- _Problem requirements_
Leave the pictures out, and retype all of the material exactly as written.

- _Data section_
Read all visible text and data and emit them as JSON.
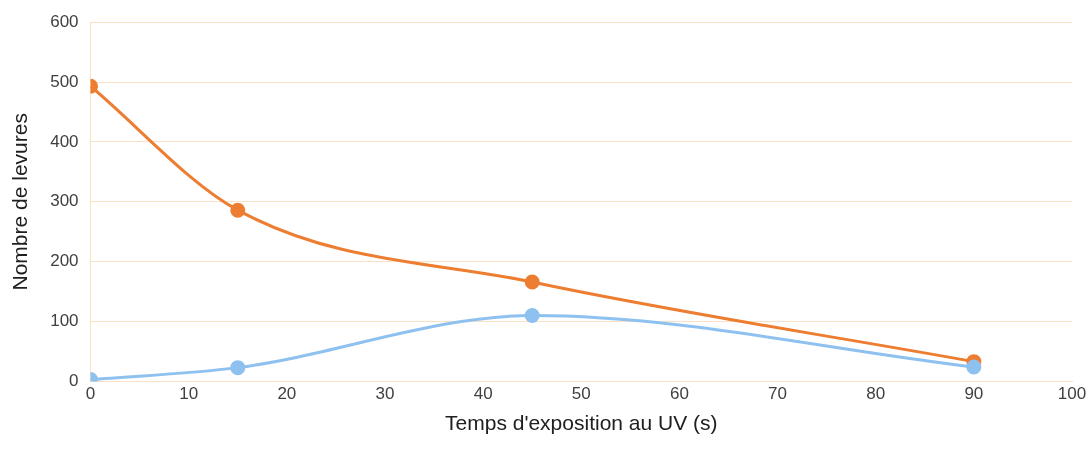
{
  "chart_data": {
    "type": "line",
    "xlabel": "Temps d'exposition au UV (s)",
    "ylabel": "Nombre de levures",
    "x": [
      0,
      15,
      45,
      90
    ],
    "series": [
      {
        "color": "#ed7d31",
        "values": [
          493,
          286,
          166,
          33
        ]
      },
      {
        "color": "#8ec1ef",
        "values": [
          3,
          23,
          110,
          24
        ]
      }
    ],
    "xlim": [
      0,
      100
    ],
    "xticks": [
      0,
      10,
      20,
      30,
      40,
      50,
      60,
      70,
      80,
      90,
      100
    ],
    "ylim": [
      0,
      600
    ],
    "yticks": [
      0,
      100,
      200,
      300,
      400,
      500,
      600
    ],
    "grid": "y",
    "legend": false,
    "marker": "circle",
    "line_style": "solid"
  }
}
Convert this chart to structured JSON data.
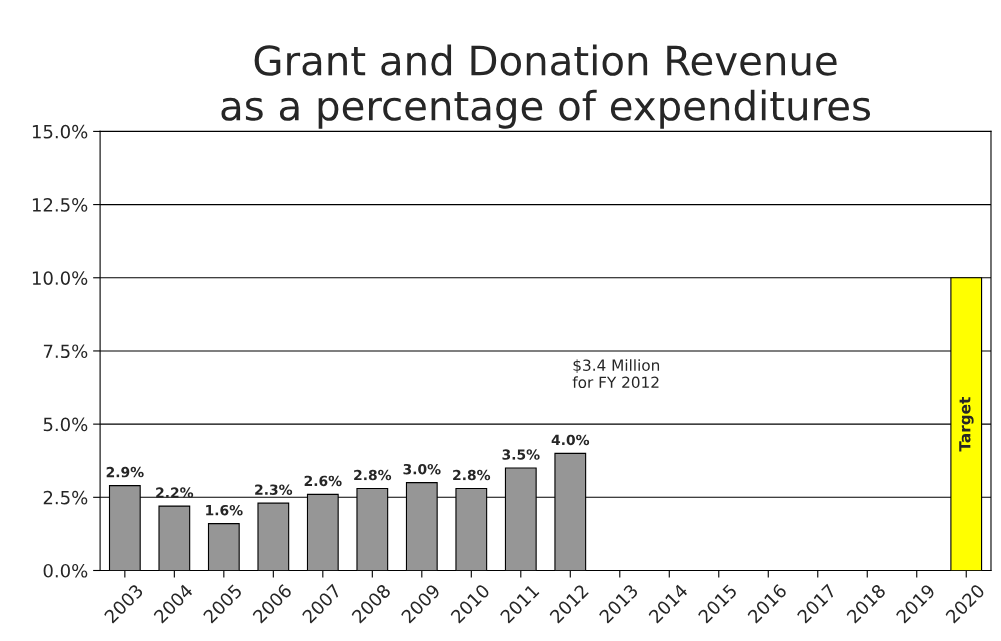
{
  "chart_data": {
    "type": "bar",
    "title": "Grant and Donation Revenue\nas a percentage of expenditures",
    "categories": [
      "2003",
      "2004",
      "2005",
      "2006",
      "2007",
      "2008",
      "2009",
      "2010",
      "2011",
      "2012",
      "2013",
      "2014",
      "2015",
      "2016",
      "2017",
      "2018",
      "2019",
      "2020"
    ],
    "values": [
      2.9,
      2.2,
      1.6,
      2.3,
      2.6,
      2.8,
      3.0,
      2.8,
      3.5,
      4.0,
      null,
      null,
      null,
      null,
      null,
      null,
      null,
      10
    ],
    "colors": [
      "#969696",
      "#969696",
      "#969696",
      "#969696",
      "#969696",
      "#969696",
      "#969696",
      "#969696",
      "#969696",
      "#969696",
      "#969696",
      "#969696",
      "#969696",
      "#969696",
      "#969696",
      "#969696",
      "#969696",
      "#ffff00"
    ],
    "value_labels": [
      "2.9%",
      "2.2%",
      "1.6%",
      "2.3%",
      "2.6%",
      "2.8%",
      "3.0%",
      "2.8%",
      "3.5%",
      "4.0%",
      null,
      null,
      null,
      null,
      null,
      null,
      null,
      "Target"
    ],
    "ylim": [
      0,
      15
    ],
    "yticks": [
      {
        "value": 0,
        "label": "0.0%"
      },
      {
        "value": 2.5,
        "label": "2.5%"
      },
      {
        "value": 5,
        "label": "5.0%"
      },
      {
        "value": 7.5,
        "label": "7.5%"
      },
      {
        "value": 10,
        "label": "10.0%"
      },
      {
        "value": 12.5,
        "label": "12.5%"
      },
      {
        "value": 15,
        "label": "15.0%"
      }
    ],
    "grid": "y",
    "annotations": [
      "$3.4 Million\nfor FY 2012"
    ]
  }
}
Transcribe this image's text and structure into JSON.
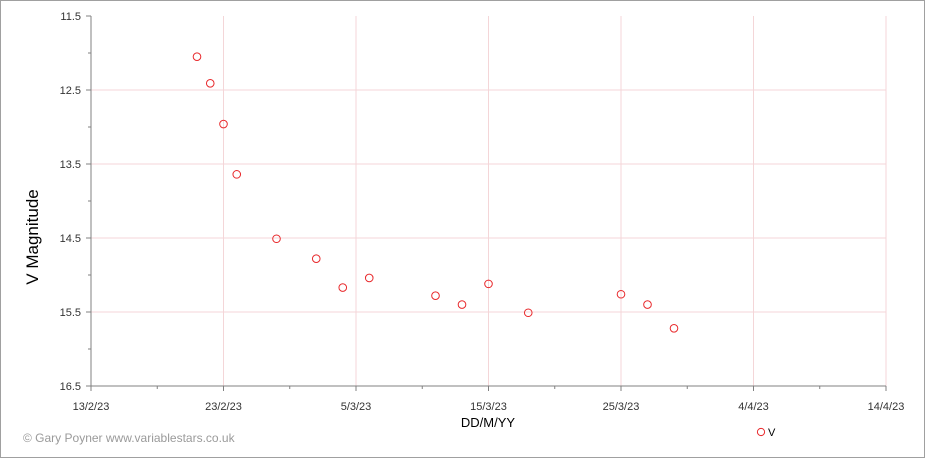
{
  "chart_data": {
    "type": "scatter",
    "xlabel": "DD/M/YY",
    "ylabel": "V Magnitude",
    "x_range": [
      "2023-02-13",
      "2023-04-14"
    ],
    "x_tick_labels": [
      "13/2/23",
      "23/2/23",
      "5/3/23",
      "15/3/23",
      "25/3/23",
      "4/4/23",
      "14/4/23"
    ],
    "ylim": [
      11.5,
      16.5
    ],
    "y_inverted": true,
    "y_tick_labels": [
      "11.5",
      "12.5",
      "13.5",
      "14.5",
      "15.5",
      "16.5"
    ],
    "grid": true,
    "legend_position": "bottom-right",
    "series": [
      {
        "name": "V",
        "color": "#e8282b",
        "marker": "open-circle",
        "points": [
          {
            "x": "2023-02-21",
            "y": 12.05
          },
          {
            "x": "2023-02-22",
            "y": 12.41
          },
          {
            "x": "2023-02-23",
            "y": 12.96
          },
          {
            "x": "2023-02-24",
            "y": 13.64
          },
          {
            "x": "2023-02-27",
            "y": 14.51
          },
          {
            "x": "2023-03-02",
            "y": 14.78
          },
          {
            "x": "2023-03-04",
            "y": 15.17
          },
          {
            "x": "2023-03-06",
            "y": 15.04
          },
          {
            "x": "2023-03-11",
            "y": 15.28
          },
          {
            "x": "2023-03-13",
            "y": 15.4
          },
          {
            "x": "2023-03-15",
            "y": 15.12
          },
          {
            "x": "2023-03-18",
            "y": 15.51
          },
          {
            "x": "2023-03-25",
            "y": 15.26
          },
          {
            "x": "2023-03-27",
            "y": 15.4
          },
          {
            "x": "2023-03-29",
            "y": 15.72
          }
        ]
      }
    ]
  },
  "credit": "© Gary Poyner www.variablestars.co.uk",
  "colors": {
    "axis": "#808080",
    "grid": "#f4d6d8",
    "marker": "#e8282b",
    "credit": "#9a9a9a"
  }
}
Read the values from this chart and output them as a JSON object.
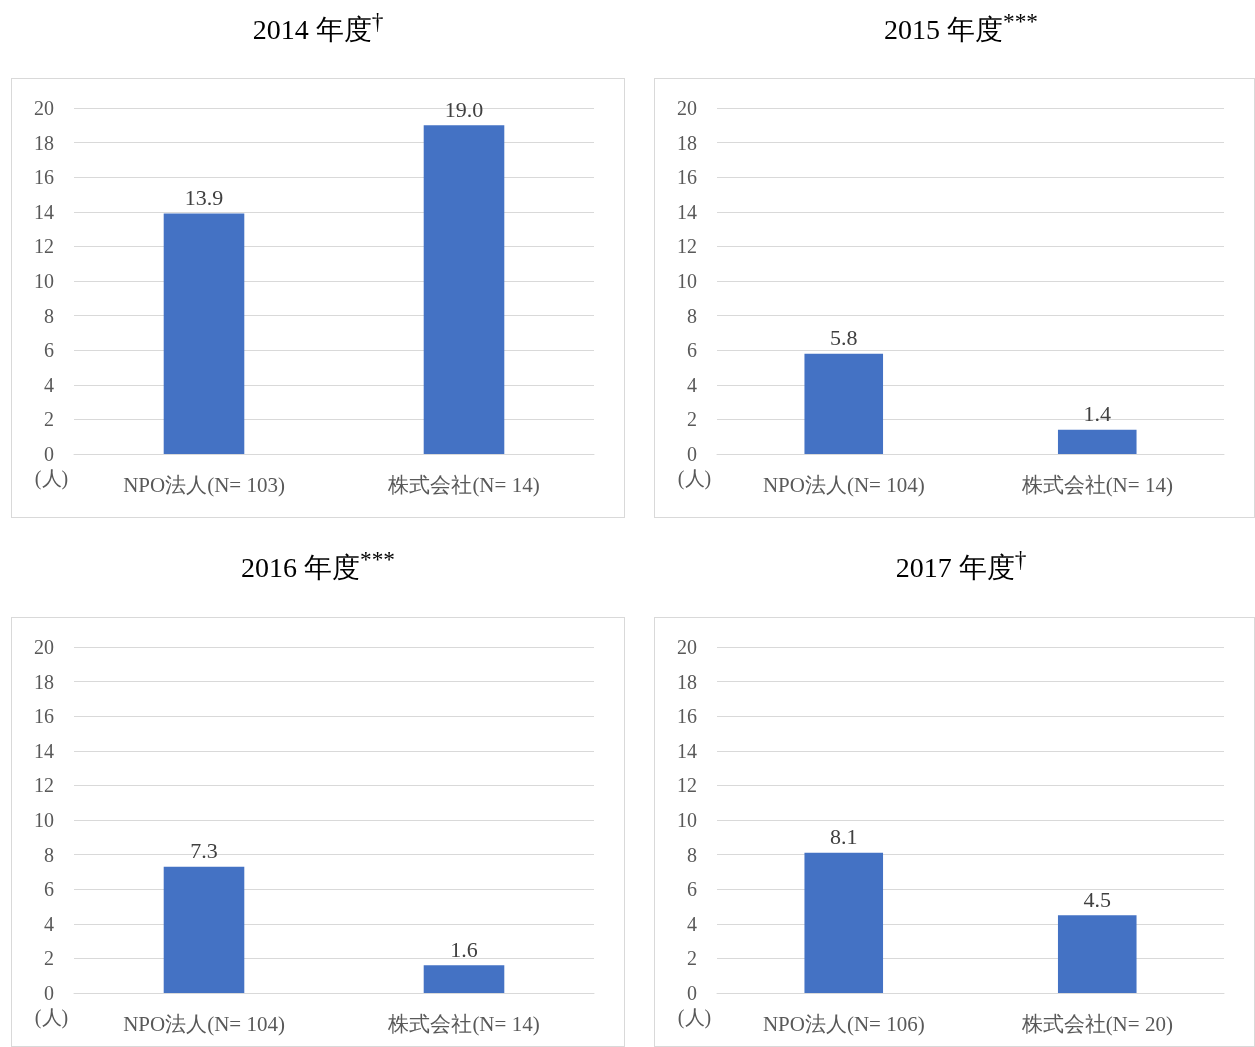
{
  "chart_data": [
    {
      "type": "bar",
      "title": "2014 年度$^{†}$",
      "ylabel": "(人)",
      "categories": [
        "NPO法人(N= 103)",
        "株式会社(N= 14)"
      ],
      "values": [
        13.9,
        19.0
      ],
      "value_labels": [
        "13.9",
        "19.0"
      ],
      "color": "#4472c4",
      "ylim": [
        0,
        20
      ],
      "yticks": [
        0,
        2,
        4,
        6,
        8,
        10,
        12,
        14,
        16,
        18,
        20
      ],
      "grid": "y"
    },
    {
      "type": "bar",
      "title": "2015 年度$^{***}$",
      "ylabel": "(人)",
      "categories": [
        "NPO法人(N= 104)",
        "株式会社(N= 14)"
      ],
      "values": [
        5.8,
        1.4
      ],
      "value_labels": [
        "5.8",
        "1.4"
      ],
      "color": "#4472c4",
      "ylim": [
        0,
        20
      ],
      "yticks": [
        0,
        2,
        4,
        6,
        8,
        10,
        12,
        14,
        16,
        18,
        20
      ],
      "grid": "y"
    },
    {
      "type": "bar",
      "title": "2016 年度$^{***}$",
      "ylabel": "(人)",
      "categories": [
        "NPO法人(N= 104)",
        "株式会社(N= 14)"
      ],
      "values": [
        7.3,
        1.6
      ],
      "value_labels": [
        "7.3",
        "1.6"
      ],
      "color": "#4472c4",
      "ylim": [
        0,
        20
      ],
      "yticks": [
        0,
        2,
        4,
        6,
        8,
        10,
        12,
        14,
        16,
        18,
        20
      ],
      "grid": "y"
    },
    {
      "type": "bar",
      "title": "2017 年度$^{†}$",
      "ylabel": "(人)",
      "categories": [
        "NPO法人(N= 106)",
        "株式会社(N= 20)"
      ],
      "values": [
        8.1,
        4.5
      ],
      "value_labels": [
        "8.1",
        "4.5"
      ],
      "color": "#4472c4",
      "ylim": [
        0,
        20
      ],
      "yticks": [
        0,
        2,
        4,
        6,
        8,
        10,
        12,
        14,
        16,
        18,
        20
      ],
      "grid": "y"
    }
  ]
}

- _Answer below_
Read all visible text and data and emit them as JSON.
{
  "chart_data": {
    "type": "line",
    "xlabel": "Temps d'exposition au UV (s)",
    "ylabel": "Nombre de levures",
    "x": [
      0,
      15,
      45,
      90
    ],
    "series": [
      {
        "color": "#ed7d31",
        "values": [
          493,
          286,
          166,
          33
        ]
      },
      {
        "color": "#8ec1ef",
        "values": [
          3,
          23,
          110,
          24
        ]
      }
    ],
    "xlim": [
      0,
      100
    ],
    "xticks": [
      0,
      10,
      20,
      30,
      40,
      50,
      60,
      70,
      80,
      90,
      100
    ],
    "ylim": [
      0,
      600
    ],
    "yticks": [
      0,
      100,
      200,
      300,
      400,
      500,
      600
    ],
    "grid": "y",
    "legend": false,
    "marker": "circle",
    "line_style": "solid"
  }
}
Convert this chart to structured JSON data.
{
  "chart_data": {
    "type": "bar",
    "title": "Grant and Donation Revenue\nas a percentage of expenditures",
    "categories": [
      "2003",
      "2004",
      "2005",
      "2006",
      "2007",
      "2008",
      "2009",
      "2010",
      "2011",
      "2012",
      "2013",
      "2014",
      "2015",
      "2016",
      "2017",
      "2018",
      "2019",
      "2020"
    ],
    "values": [
      2.9,
      2.2,
      1.6,
      2.3,
      2.6,
      2.8,
      3.0,
      2.8,
      3.5,
      4.0,
      null,
      null,
      null,
      null,
      null,
      null,
      null,
      10
    ],
    "colors": [
      "#969696",
      "#969696",
      "#969696",
      "#969696",
      "#969696",
      "#969696",
      "#969696",
      "#969696",
      "#969696",
      "#969696",
      "#969696",
      "#969696",
      "#969696",
      "#969696",
      "#969696",
      "#969696",
      "#969696",
      "#ffff00"
    ],
    "value_labels": [
      "2.9%",
      "2.2%",
      "1.6%",
      "2.3%",
      "2.6%",
      "2.8%",
      "3.0%",
      "2.8%",
      "3.5%",
      "4.0%",
      null,
      null,
      null,
      null,
      null,
      null,
      null,
      "Target"
    ],
    "ylim": [
      0,
      15
    ],
    "yticks": [
      {
        "value": 0,
        "label": "0.0%"
      },
      {
        "value": 2.5,
        "label": "2.5%"
      },
      {
        "value": 5,
        "label": "5.0%"
      },
      {
        "value": 7.5,
        "label": "7.5%"
      },
      {
        "value": 10,
        "label": "10.0%"
      },
      {
        "value": 12.5,
        "label": "12.5%"
      },
      {
        "value": 15,
        "label": "15.0%"
      }
    ],
    "grid": "y",
    "annotations": [
      "$3.4 Million\nfor FY 2012"
    ]
  }
}
Transcribe this image's text and structure into JSON.
{
  "chart_data": {
    "type": "scatter",
    "xlabel": "DD/M/YY",
    "ylabel": "V Magnitude",
    "x_range": [
      "2023-02-13",
      "2023-04-14"
    ],
    "x_tick_labels": [
      "13/2/23",
      "23/2/23",
      "5/3/23",
      "15/3/23",
      "25/3/23",
      "4/4/23",
      "14/4/23"
    ],
    "ylim": [
      11.5,
      16.5
    ],
    "y_inverted": true,
    "y_tick_labels": [
      "11.5",
      "12.5",
      "13.5",
      "14.5",
      "15.5",
      "16.5"
    ],
    "grid": true,
    "legend_position": "bottom-right",
    "series": [
      {
        "name": "V",
        "color": "#e8282b",
        "marker": "open-circle",
        "points": [
          {
            "x": "2023-02-21",
            "y": 12.05
          },
          {
            "x": "2023-02-22",
            "y": 12.41
          },
          {
            "x": "2023-02-23",
            "y": 12.96
          },
          {
            "x": "2023-02-24",
            "y": 13.64
          },
          {
            "x": "2023-02-27",
            "y": 14.51
          },
          {
            "x": "2023-03-02",
            "y": 14.78
          },
          {
            "x": "2023-03-04",
            "y": 15.17
          },
          {
            "x": "2023-03-06",
            "y": 15.04
          },
          {
            "x": "2023-03-11",
            "y": 15.28
          },
          {
            "x": "2023-03-13",
            "y": 15.4
          },
          {
            "x": "2023-03-15",
            "y": 15.12
          },
          {
            "x": "2023-03-18",
            "y": 15.51
          },
          {
            "x": "2023-03-25",
            "y": 15.26
          },
          {
            "x": "2023-03-27",
            "y": 15.4
          },
          {
            "x": "2023-03-29",
            "y": 15.72
          }
        ]
      }
    ]
  },
  "credit": "© Gary Poyner www.variablestars.co.uk",
  "colors": {
    "axis": "#808080",
    "grid": "#f4d6d8",
    "marker": "#e8282b",
    "credit": "#9a9a9a"
  }
}
Read the values from this chart and output them as a JSON object.
{
  "chart_data": [
    {
      "type": "bar",
      "title": "2014 年度$^{†}$",
      "ylabel": "(人)",
      "categories": [
        "NPO法人(N= 103)",
        "株式会社(N= 14)"
      ],
      "values": [
        13.9,
        19.0
      ],
      "value_labels": [
        "13.9",
        "19.0"
      ],
      "color": "#4472c4",
      "ylim": [
        0,
        20
      ],
      "yticks": [
        0,
        2,
        4,
        6,
        8,
        10,
        12,
        14,
        16,
        18,
        20
      ],
      "grid": "y"
    },
    {
      "type": "bar",
      "title": "2015 年度$^{***}$",
      "ylabel": "(人)",
      "categories": [
        "NPO法人(N= 104)",
        "株式会社(N= 14)"
      ],
      "values": [
        5.8,
        1.4
      ],
      "value_labels": [
        "5.8",
        "1.4"
      ],
      "color": "#4472c4",
      "ylim": [
        0,
        20
      ],
      "yticks": [
        0,
        2,
        4,
        6,
        8,
        10,
        12,
        14,
        16,
        18,
        20
      ],
      "grid": "y"
    },
    {
      "type": "bar",
      "title": "2016 年度$^{***}$",
      "ylabel": "(人)",
      "categories": [
        "NPO法人(N= 104)",
        "株式会社(N= 14)"
      ],
      "values": [
        7.3,
        1.6
      ],
      "value_labels": [
        "7.3",
        "1.6"
      ],
      "color": "#4472c4",
      "ylim": [
        0,
        20
      ],
      "yticks": [
        0,
        2,
        4,
        6,
        8,
        10,
        12,
        14,
        16,
        18,
        20
      ],
      "grid": "y"
    },
    {
      "type": "bar",
      "title": "2017 年度$^{†}$",
      "ylabel": "(人)",
      "categories": [
        "NPO法人(N= 106)",
        "株式会社(N= 20)"
      ],
      "values": [
        8.1,
        4.5
      ],
      "value_labels": [
        "8.1",
        "4.5"
      ],
      "color": "#4472c4",
      "ylim": [
        0,
        20
      ],
      "yticks": [
        0,
        2,
        4,
        6,
        8,
        10,
        12,
        14,
        16,
        18,
        20
      ],
      "grid": "y"
    }
  ]
}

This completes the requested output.